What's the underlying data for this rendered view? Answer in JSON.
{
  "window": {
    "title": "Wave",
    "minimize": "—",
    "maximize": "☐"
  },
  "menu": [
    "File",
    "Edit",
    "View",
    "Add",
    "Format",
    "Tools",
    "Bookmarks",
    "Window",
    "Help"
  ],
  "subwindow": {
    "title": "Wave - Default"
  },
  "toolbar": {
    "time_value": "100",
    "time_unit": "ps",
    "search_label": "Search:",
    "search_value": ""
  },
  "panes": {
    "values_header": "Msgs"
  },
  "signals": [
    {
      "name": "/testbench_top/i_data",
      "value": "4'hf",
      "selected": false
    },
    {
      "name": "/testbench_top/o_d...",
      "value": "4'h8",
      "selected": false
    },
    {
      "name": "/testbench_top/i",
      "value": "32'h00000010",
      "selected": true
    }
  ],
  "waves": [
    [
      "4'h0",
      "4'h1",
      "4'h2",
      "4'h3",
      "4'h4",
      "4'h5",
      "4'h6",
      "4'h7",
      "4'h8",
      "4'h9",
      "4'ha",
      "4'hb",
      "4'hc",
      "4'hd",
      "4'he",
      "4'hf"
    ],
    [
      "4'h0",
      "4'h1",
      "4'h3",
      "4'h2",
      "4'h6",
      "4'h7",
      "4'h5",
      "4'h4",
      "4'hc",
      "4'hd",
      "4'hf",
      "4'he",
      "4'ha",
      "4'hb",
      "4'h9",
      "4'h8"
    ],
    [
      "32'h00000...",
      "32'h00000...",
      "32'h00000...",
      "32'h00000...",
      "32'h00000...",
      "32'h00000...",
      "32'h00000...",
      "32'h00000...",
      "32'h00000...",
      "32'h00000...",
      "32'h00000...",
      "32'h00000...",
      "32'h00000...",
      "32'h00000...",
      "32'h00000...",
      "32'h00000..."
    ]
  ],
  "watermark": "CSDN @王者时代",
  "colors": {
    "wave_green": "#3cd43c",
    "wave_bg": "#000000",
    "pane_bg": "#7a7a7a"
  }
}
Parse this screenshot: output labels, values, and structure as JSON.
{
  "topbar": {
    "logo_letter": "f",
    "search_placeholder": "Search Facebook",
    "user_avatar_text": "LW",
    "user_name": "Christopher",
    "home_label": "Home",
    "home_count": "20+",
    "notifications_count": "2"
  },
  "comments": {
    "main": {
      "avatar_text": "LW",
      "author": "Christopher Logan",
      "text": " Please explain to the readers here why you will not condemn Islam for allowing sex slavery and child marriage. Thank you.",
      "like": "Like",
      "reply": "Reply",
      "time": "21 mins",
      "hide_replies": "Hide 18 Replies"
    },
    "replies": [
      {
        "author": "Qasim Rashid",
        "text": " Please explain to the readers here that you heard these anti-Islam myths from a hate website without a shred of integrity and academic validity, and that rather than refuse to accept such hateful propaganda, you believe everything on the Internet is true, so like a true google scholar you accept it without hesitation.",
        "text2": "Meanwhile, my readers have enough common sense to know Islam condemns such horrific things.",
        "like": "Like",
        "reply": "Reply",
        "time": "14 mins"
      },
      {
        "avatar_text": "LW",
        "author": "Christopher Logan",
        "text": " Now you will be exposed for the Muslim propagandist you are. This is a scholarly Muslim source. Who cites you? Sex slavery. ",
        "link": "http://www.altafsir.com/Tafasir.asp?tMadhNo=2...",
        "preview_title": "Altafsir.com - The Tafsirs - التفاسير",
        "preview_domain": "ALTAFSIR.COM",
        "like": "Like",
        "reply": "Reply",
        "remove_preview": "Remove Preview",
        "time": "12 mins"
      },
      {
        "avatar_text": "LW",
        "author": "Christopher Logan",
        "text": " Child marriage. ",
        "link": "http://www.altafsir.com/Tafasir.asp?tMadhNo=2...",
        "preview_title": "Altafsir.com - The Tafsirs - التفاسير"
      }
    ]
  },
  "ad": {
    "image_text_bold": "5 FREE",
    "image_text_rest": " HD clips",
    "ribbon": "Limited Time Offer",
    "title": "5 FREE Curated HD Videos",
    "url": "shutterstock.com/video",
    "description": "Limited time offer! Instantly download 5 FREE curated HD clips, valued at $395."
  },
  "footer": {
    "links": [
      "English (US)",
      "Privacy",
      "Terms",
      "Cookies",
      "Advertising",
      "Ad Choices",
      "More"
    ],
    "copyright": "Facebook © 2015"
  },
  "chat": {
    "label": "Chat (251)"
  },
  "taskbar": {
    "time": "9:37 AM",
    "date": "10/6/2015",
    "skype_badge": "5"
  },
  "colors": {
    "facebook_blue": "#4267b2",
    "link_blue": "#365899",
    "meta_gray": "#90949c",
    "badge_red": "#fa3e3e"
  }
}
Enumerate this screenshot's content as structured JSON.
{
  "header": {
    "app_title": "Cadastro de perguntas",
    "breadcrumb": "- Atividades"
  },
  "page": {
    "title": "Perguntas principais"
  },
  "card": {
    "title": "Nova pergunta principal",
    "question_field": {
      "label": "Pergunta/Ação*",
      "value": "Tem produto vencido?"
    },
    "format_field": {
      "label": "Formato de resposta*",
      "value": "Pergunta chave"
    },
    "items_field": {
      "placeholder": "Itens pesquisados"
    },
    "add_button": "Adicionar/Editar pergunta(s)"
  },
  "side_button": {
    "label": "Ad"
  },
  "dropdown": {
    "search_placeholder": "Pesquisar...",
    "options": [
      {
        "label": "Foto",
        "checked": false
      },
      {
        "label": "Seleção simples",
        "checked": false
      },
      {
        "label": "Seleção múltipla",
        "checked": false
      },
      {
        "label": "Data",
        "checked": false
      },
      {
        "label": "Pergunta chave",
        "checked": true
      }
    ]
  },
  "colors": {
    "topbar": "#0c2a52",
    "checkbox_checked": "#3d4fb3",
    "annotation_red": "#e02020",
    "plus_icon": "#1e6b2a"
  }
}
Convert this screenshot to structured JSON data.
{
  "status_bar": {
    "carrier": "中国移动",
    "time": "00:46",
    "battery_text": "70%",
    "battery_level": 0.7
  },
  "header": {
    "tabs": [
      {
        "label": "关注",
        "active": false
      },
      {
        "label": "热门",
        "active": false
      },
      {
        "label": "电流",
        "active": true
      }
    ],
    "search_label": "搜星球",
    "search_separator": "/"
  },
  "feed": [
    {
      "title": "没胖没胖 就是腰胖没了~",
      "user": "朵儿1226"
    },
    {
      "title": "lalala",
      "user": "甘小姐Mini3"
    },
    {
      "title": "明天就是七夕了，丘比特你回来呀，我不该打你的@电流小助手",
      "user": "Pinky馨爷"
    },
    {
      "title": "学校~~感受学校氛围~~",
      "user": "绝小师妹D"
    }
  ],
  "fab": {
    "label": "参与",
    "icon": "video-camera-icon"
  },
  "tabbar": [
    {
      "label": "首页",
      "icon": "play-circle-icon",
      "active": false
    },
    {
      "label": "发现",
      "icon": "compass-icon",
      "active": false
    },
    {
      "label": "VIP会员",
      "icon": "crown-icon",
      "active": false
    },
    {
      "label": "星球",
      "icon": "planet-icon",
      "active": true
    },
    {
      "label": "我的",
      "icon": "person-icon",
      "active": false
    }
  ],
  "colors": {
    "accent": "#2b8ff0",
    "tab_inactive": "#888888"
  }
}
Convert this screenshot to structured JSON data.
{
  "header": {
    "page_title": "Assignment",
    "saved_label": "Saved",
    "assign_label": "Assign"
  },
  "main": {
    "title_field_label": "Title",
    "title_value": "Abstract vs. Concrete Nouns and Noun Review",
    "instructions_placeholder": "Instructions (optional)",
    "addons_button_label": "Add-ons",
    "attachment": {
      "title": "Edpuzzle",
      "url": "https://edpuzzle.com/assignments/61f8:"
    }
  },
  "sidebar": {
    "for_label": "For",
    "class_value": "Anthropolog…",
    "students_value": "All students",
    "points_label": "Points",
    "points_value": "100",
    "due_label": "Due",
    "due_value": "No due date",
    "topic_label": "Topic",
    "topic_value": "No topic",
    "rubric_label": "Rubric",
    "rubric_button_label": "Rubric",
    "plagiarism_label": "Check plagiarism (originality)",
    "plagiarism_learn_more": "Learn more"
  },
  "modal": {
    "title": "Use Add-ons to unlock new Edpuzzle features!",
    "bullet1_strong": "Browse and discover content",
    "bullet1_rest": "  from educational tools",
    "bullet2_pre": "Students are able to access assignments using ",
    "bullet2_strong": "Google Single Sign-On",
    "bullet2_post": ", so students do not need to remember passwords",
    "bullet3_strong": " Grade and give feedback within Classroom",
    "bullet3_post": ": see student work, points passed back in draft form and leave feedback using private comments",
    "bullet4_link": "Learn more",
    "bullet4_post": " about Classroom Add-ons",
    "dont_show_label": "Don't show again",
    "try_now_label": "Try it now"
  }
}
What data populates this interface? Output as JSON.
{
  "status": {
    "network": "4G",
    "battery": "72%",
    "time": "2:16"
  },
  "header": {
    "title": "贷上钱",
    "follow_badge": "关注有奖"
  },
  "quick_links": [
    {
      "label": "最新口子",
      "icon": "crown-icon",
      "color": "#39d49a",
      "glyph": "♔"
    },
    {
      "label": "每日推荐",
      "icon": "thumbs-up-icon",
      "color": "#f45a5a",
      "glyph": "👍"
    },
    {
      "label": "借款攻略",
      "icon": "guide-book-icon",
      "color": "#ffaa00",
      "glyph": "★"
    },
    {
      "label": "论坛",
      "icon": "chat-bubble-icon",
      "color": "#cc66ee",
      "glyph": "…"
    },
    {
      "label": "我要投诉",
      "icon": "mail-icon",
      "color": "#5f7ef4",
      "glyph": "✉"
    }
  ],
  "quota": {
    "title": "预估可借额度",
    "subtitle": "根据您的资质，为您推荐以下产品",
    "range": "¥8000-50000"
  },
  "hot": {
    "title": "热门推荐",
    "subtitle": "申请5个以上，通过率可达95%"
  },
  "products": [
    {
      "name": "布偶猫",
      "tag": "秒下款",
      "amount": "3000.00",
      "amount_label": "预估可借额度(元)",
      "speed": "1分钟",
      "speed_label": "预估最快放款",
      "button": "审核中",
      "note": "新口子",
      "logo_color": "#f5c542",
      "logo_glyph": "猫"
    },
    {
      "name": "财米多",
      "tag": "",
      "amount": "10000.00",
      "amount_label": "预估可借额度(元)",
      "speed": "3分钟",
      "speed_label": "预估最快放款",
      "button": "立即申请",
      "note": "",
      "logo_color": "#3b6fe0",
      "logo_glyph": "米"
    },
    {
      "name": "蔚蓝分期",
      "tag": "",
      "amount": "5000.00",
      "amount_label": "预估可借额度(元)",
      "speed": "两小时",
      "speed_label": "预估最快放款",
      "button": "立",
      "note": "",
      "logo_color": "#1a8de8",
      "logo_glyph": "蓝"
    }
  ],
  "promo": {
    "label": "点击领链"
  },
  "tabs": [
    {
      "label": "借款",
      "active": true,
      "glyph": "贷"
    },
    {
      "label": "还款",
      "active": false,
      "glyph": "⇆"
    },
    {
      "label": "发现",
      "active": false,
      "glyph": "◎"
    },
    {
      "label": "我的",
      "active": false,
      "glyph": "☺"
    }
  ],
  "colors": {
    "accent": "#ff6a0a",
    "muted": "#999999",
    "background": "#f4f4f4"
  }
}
+++
Exercise
Copy every line of the entries above in which "marriage" occurs.

Worked answer
      "text": " Please explain to the readers here why you will not condemn Islam for allowing sex slavery and child marriage. Thank you.",
        "text": " Child marriage. ",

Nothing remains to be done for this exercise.